◆ Problem description ◆
Each entry below should be reproduced character for character.

◆ Excerpted records ◆
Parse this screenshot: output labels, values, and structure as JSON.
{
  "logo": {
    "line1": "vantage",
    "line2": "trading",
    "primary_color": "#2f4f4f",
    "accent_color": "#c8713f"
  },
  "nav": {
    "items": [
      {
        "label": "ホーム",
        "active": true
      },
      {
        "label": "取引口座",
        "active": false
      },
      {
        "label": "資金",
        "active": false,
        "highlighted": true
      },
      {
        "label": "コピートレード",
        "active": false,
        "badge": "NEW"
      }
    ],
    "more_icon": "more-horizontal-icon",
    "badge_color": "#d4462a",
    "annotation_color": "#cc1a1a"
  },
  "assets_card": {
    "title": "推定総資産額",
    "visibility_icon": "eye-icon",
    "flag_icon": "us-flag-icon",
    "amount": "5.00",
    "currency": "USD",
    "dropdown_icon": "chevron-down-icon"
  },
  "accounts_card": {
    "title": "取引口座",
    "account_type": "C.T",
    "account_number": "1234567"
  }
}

◆ Complete answer ◆
Parse this screenshot: output labels, values, and structure as JSON.
{
  "logo": {
    "line1": "vantage",
    "line2": "trading",
    "primary_color": "#2f4f4f",
    "accent_color": "#c8713f"
  },
  "nav": {
    "items": [
      {
        "label": "ホーム",
        "active": true
      },
      {
        "label": "取引口座",
        "active": false
      },
      {
        "label": "資金",
        "active": false,
        "highlighted": true
      },
      {
        "label": "コピートレード",
        "active": false,
        "badge": "NEW"
      }
    ],
    "more_icon": "more-horizontal-icon",
    "badge_color": "#d4462a",
    "annotation_color": "#cc1a1a"
  },
  "assets_card": {
    "title": "推定総資産額",
    "visibility_icon": "eye-icon",
    "flag_icon": "us-flag-icon",
    "amount": "5.00",
    "currency": "USD",
    "dropdown_icon": "chevron-down-icon"
  },
  "accounts_card": {
    "title": "取引口座",
    "account_type": "C.T",
    "account_number": "1234567"
  }
}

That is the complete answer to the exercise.